### SUPPLIED RECORDS:
^^^^

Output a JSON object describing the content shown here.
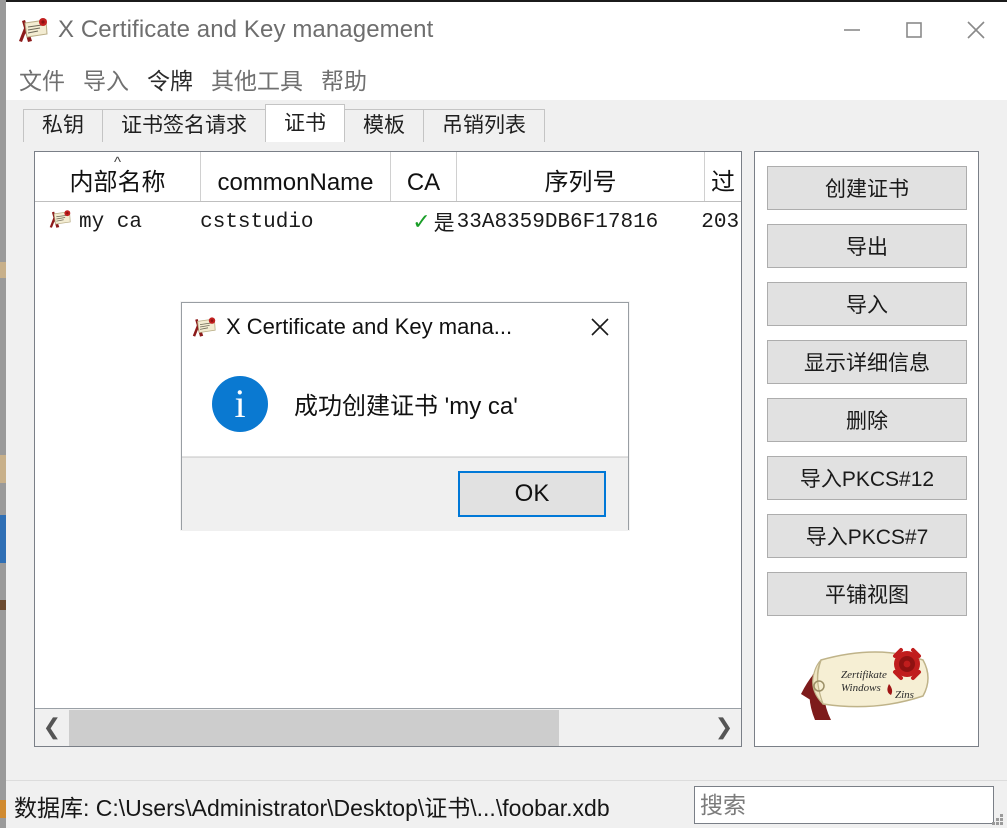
{
  "window": {
    "title": "X Certificate and Key management",
    "icon": "certificate-icon",
    "controls": {
      "minimize": "minimize-icon",
      "maximize": "maximize-icon",
      "close": "close-icon"
    }
  },
  "menubar": {
    "items": [
      {
        "label": "文件"
      },
      {
        "label": "导入"
      },
      {
        "label": "令牌"
      },
      {
        "label": "其他工具"
      },
      {
        "label": "帮助"
      }
    ]
  },
  "tabs": [
    {
      "label": "私钥",
      "active": false
    },
    {
      "label": "证书签名请求",
      "active": false
    },
    {
      "label": "证书",
      "active": true
    },
    {
      "label": "模板",
      "active": false
    },
    {
      "label": "吊销列表",
      "active": false
    }
  ],
  "table": {
    "sort_column": "内部名称",
    "sort_caret": "^",
    "columns": [
      {
        "label": "内部名称"
      },
      {
        "label": "commonName"
      },
      {
        "label": "CA"
      },
      {
        "label": "序列号"
      },
      {
        "label": "过"
      }
    ],
    "rows": [
      {
        "icon": "certificate-icon",
        "internal_name": "my ca",
        "common_name": "cststudio",
        "ca_check": "✓",
        "ca_value": "是",
        "serial": "33A8359DB6F17816",
        "expiry": "203"
      }
    ]
  },
  "scrollbar": {
    "left_arrow": "chevron-left-icon",
    "right_arrow": "chevron-right-icon"
  },
  "side_buttons": [
    {
      "label": "创建证书"
    },
    {
      "label": "导出"
    },
    {
      "label": "导入"
    },
    {
      "label": "显示详细信息"
    },
    {
      "label": "删除"
    },
    {
      "label": "导入PKCS#12"
    },
    {
      "label": "导入PKCS#7"
    },
    {
      "label": "平铺视图"
    }
  ],
  "side_logo": {
    "name": "certificate-scroll-logo",
    "line1": "Zertifikate",
    "line2": "Windows",
    "line3": "Zins"
  },
  "statusbar": {
    "database_label": "数据库: C:\\Users\\Administrator\\Desktop\\证书\\...\\foobar.xdb",
    "search_placeholder": "搜索",
    "search_value": ""
  },
  "dialog": {
    "icon": "certificate-icon",
    "title": "X Certificate and Key mana...",
    "close": "close-icon",
    "message_icon": "info-icon",
    "message_icon_glyph": "i",
    "message": "成功创建证书 'my ca'",
    "ok_label": "OK"
  },
  "colors": {
    "accent": "#0078d7",
    "info": "#0a79d1",
    "check": "#1a9e28",
    "panel": "#f0f0f0",
    "button": "#e1e1e1"
  }
}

^^^^

### EXERCISE DETAILS:
Make a word-for-word copy of the entries, without any pictures.

### SOLUTION TO THIS EXERCISE:
Output a JSON object describing the content shown here.
{
  "window": {
    "title": "X Certificate and Key management",
    "icon": "certificate-icon",
    "controls": {
      "minimize": "minimize-icon",
      "maximize": "maximize-icon",
      "close": "close-icon"
    }
  },
  "menubar": {
    "items": [
      {
        "label": "文件"
      },
      {
        "label": "导入"
      },
      {
        "label": "令牌"
      },
      {
        "label": "其他工具"
      },
      {
        "label": "帮助"
      }
    ]
  },
  "tabs": [
    {
      "label": "私钥",
      "active": false
    },
    {
      "label": "证书签名请求",
      "active": false
    },
    {
      "label": "证书",
      "active": true
    },
    {
      "label": "模板",
      "active": false
    },
    {
      "label": "吊销列表",
      "active": false
    }
  ],
  "table": {
    "sort_column": "内部名称",
    "sort_caret": "^",
    "columns": [
      {
        "label": "内部名称"
      },
      {
        "label": "commonName"
      },
      {
        "label": "CA"
      },
      {
        "label": "序列号"
      },
      {
        "label": "过"
      }
    ],
    "rows": [
      {
        "icon": "certificate-icon",
        "internal_name": "my ca",
        "common_name": "cststudio",
        "ca_check": "✓",
        "ca_value": "是",
        "serial": "33A8359DB6F17816",
        "expiry": "203"
      }
    ]
  },
  "scrollbar": {
    "left_arrow": "chevron-left-icon",
    "right_arrow": "chevron-right-icon"
  },
  "side_buttons": [
    {
      "label": "创建证书"
    },
    {
      "label": "导出"
    },
    {
      "label": "导入"
    },
    {
      "label": "显示详细信息"
    },
    {
      "label": "删除"
    },
    {
      "label": "导入PKCS#12"
    },
    {
      "label": "导入PKCS#7"
    },
    {
      "label": "平铺视图"
    }
  ],
  "side_logo": {
    "name": "certificate-scroll-logo",
    "line1": "Zertifikate",
    "line2": "Windows",
    "line3": "Zins"
  },
  "statusbar": {
    "database_label": "数据库: C:\\Users\\Administrator\\Desktop\\证书\\...\\foobar.xdb",
    "search_placeholder": "搜索",
    "search_value": ""
  },
  "dialog": {
    "icon": "certificate-icon",
    "title": "X Certificate and Key mana...",
    "close": "close-icon",
    "message_icon": "info-icon",
    "message_icon_glyph": "i",
    "message": "成功创建证书 'my ca'",
    "ok_label": "OK"
  },
  "colors": {
    "accent": "#0078d7",
    "info": "#0a79d1",
    "check": "#1a9e28",
    "panel": "#f0f0f0",
    "button": "#e1e1e1"
  }
}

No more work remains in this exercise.